# [DESCRIPTION OF THE TASK]
Pick out each line with the word "BUTTERMERE" from the material that follows.
::::::
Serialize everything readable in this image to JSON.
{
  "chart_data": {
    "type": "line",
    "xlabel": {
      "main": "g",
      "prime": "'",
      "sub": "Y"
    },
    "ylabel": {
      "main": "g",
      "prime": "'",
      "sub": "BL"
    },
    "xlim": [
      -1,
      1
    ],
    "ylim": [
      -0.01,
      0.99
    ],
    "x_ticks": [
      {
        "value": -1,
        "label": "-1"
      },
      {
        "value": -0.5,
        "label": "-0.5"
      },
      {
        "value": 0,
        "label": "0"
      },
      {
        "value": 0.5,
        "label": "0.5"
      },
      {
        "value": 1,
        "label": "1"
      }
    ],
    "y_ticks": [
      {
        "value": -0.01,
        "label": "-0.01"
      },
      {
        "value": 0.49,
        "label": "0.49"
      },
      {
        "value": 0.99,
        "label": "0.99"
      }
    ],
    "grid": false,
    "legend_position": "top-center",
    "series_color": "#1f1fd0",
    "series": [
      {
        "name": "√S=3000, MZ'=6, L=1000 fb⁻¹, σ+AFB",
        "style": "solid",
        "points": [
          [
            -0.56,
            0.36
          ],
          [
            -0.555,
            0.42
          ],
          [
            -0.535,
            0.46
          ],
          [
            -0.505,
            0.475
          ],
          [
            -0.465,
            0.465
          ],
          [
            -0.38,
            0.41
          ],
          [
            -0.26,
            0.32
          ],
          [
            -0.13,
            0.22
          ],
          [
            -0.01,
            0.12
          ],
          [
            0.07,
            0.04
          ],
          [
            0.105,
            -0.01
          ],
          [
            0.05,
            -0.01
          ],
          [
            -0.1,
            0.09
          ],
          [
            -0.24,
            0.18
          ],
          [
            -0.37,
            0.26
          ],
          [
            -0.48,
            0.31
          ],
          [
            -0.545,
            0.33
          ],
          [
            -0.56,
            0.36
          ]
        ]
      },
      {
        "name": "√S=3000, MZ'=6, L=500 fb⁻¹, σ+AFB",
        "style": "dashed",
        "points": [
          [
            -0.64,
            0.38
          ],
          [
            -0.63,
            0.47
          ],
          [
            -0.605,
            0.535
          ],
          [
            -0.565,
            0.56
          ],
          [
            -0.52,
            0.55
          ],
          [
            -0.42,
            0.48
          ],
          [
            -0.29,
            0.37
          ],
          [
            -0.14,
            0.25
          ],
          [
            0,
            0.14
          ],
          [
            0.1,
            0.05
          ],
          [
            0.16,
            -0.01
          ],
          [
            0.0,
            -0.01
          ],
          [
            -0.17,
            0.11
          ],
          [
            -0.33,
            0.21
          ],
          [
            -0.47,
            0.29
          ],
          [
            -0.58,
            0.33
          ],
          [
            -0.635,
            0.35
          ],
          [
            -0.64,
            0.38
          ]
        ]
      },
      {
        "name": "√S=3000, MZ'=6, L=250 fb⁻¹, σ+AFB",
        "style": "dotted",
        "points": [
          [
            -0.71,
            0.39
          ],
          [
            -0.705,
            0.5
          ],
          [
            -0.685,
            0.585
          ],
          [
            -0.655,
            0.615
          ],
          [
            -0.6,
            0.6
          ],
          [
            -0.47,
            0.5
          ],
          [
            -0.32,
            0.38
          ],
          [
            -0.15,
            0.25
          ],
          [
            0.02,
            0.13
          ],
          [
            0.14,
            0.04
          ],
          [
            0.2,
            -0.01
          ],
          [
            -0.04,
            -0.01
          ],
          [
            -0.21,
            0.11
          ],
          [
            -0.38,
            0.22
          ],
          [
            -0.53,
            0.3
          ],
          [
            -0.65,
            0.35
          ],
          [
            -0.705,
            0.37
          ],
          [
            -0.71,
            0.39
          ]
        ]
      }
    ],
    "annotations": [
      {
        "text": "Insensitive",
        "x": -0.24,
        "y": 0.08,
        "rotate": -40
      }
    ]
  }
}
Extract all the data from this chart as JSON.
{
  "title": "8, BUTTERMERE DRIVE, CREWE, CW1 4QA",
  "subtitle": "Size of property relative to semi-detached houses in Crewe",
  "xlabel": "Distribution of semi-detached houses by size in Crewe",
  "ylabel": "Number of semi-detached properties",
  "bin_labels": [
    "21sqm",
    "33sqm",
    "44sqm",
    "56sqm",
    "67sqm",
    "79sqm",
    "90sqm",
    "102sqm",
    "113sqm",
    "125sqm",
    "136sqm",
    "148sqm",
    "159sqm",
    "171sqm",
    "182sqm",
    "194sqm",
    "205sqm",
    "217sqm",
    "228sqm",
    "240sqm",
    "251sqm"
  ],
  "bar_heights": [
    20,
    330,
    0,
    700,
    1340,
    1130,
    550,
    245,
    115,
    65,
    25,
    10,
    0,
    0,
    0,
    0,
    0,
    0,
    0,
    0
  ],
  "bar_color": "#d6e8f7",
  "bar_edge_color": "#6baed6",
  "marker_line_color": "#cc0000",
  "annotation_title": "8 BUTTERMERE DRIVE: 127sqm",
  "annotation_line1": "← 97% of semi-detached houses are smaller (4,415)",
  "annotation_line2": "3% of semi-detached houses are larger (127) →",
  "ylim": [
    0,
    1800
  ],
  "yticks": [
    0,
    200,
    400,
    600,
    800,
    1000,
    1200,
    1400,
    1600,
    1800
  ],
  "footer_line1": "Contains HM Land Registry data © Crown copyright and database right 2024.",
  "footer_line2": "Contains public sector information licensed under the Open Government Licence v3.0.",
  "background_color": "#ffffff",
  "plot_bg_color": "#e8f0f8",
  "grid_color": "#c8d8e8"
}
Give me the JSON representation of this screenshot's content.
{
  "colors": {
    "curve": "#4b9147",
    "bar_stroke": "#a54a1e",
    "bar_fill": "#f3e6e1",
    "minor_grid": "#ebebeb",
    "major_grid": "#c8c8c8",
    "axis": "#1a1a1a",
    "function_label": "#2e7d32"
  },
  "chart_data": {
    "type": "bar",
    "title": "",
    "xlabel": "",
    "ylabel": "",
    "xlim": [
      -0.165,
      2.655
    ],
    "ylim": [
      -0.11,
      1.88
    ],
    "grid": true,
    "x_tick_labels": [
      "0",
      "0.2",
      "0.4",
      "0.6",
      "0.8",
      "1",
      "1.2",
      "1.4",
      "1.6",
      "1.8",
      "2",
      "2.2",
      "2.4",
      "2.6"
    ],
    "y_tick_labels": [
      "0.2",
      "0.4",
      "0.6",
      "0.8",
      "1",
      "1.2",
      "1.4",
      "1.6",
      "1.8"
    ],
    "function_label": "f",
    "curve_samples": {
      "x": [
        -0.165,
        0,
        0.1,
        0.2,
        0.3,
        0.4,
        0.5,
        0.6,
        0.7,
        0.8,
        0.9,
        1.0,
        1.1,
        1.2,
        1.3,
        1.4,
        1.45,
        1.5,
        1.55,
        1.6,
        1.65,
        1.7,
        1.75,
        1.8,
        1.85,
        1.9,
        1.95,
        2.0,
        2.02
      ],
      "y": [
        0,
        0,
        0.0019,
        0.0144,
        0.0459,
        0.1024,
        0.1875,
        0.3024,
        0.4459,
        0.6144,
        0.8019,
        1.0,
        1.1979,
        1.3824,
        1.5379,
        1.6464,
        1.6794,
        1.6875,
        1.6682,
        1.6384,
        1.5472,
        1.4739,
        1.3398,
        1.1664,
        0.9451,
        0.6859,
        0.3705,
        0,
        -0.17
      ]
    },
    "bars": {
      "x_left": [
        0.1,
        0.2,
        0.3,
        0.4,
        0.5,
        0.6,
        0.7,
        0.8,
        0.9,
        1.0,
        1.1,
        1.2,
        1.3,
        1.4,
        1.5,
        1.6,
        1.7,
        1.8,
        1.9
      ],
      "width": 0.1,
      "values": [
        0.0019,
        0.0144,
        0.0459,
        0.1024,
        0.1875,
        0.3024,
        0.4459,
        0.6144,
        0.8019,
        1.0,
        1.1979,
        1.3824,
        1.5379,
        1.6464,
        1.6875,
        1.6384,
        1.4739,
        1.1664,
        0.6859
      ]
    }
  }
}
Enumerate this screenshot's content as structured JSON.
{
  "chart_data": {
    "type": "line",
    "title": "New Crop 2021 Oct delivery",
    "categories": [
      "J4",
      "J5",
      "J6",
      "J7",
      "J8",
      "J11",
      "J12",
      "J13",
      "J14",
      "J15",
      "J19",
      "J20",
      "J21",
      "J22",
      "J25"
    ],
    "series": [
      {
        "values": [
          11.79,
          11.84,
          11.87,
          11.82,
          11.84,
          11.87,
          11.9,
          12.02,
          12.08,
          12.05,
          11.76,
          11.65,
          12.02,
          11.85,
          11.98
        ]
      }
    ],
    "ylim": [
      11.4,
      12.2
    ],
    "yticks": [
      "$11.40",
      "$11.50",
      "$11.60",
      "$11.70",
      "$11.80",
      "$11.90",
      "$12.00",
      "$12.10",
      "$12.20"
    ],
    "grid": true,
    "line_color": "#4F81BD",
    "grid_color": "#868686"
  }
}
::::::
# [TASK RESPONSE]
  "title": "8, BUTTERMERE DRIVE, CREWE, CW1 4QA",
  "annotation_title": "8 BUTTERMERE DRIVE: 127sqm",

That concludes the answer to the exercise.